| SET EXERCISE |
Reproduce the records below in their entirety, character for character.

Excerpt from a dataset:

* start *

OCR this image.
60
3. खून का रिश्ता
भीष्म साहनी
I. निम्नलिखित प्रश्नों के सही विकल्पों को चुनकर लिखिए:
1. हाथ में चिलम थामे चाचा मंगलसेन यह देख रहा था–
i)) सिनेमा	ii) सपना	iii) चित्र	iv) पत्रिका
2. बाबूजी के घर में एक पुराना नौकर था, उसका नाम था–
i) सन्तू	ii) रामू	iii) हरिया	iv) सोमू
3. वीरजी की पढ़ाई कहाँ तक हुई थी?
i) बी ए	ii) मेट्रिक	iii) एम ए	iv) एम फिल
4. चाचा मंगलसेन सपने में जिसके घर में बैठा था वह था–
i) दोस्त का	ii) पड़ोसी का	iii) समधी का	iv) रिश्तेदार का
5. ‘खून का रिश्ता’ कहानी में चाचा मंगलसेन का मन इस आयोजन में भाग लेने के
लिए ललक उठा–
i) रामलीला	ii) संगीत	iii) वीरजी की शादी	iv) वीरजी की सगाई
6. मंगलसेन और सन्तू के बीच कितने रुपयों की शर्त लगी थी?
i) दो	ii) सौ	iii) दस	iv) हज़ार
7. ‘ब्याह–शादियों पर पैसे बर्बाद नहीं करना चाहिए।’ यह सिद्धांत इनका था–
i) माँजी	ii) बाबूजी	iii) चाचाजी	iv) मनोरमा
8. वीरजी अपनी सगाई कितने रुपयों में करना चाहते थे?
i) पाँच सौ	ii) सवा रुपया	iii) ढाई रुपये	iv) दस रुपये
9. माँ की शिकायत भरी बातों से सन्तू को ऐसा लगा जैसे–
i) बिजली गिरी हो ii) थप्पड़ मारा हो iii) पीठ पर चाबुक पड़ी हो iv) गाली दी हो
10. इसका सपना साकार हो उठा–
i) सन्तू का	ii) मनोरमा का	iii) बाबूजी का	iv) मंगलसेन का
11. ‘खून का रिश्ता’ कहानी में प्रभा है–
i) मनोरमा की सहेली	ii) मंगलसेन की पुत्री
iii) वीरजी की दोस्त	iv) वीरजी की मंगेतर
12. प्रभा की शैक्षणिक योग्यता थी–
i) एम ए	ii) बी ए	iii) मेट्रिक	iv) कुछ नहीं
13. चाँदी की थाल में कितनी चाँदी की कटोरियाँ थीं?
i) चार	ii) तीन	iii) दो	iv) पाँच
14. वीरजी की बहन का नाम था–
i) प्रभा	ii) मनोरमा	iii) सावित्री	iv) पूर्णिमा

* end *

| PROBLEM SOLUTION |
OCR this image.
60
3. खून का रिश्ता
भीष्म साहनी
I. निम्नलिखित प्रश्नों के सही विकल्पों को चुनकर लिखिए:
1. हाथ में चिलम थामे चाचा मंगलसेन यह देख रहा था–
i)) सिनेमा	ii) सपना	iii) चित्र	iv) पत्रिका
2. बाबूजी के घर में एक पुराना नौकर था, उसका नाम था–
i) सन्तू	ii) रामू	iii) हरिया	iv) सोमू
3. वीरजी की पढ़ाई कहाँ तक हुई थी?
i) बी ए	ii) मेट्रिक	iii) एम ए	iv) एम फिल
4. चाचा मंगलसेन सपने में जिसके घर में बैठा था वह था–
i) दोस्त का	ii) पड़ोसी का	iii) समधी का	iv) रिश्तेदार का
5. ‘खून का रिश्ता’ कहानी में चाचा मंगलसेन का मन इस आयोजन में भाग लेने के
लिए ललक उठा–
i) रामलीला	ii) संगीत	iii) वीरजी की शादी	iv) वीरजी की सगाई
6. मंगलसेन और सन्तू के बीच कितने रुपयों की शर्त लगी थी?
i) दो	ii) सौ	iii) दस	iv) हज़ार
7. ‘ब्याह–शादियों पर पैसे बर्बाद नहीं करना चाहिए।’ यह सिद्धांत इनका था–
i) माँजी	ii) बाबूजी	iii) चाचाजी	iv) मनोरमा
8. वीरजी अपनी सगाई कितने रुपयों में करना चाहते थे?
i) पाँच सौ	ii) सवा रुपया	iii) ढाई रुपये	iv) दस रुपये
9. माँ की शिकायत भरी बातों से सन्तू को ऐसा लगा जैसे–
i) बिजली गिरी हो ii) थप्पड़ मारा हो iii) पीठ पर चाबुक पड़ी हो iv) गाली दी हो
10. इसका सपना साकार हो उठा–
i) सन्तू का	ii) मनोरमा का	iii) बाबूजी का	iv) मंगलसेन का
11. ‘खून का रिश्ता’ कहानी में प्रभा है–
i) मनोरमा की सहेली	ii) मंगलसेन की पुत्री
iii) वीरजी की दोस्त	iv) वीरजी की मंगेतर
12. प्रभा की शैक्षणिक योग्यता थी–
i) एम ए	ii) बी ए	iii) मेट्रिक	iv) कुछ नहीं
13. चाँदी की थाल में कितनी चाँदी की कटोरियाँ थीं?
i) चार	ii) तीन	iii) दो	iv) पाँच
14. वीरजी की बहन का नाम था–
i) प्रभा	ii) मनोरमा	iii) सावित्री	iv) पूर्णिमा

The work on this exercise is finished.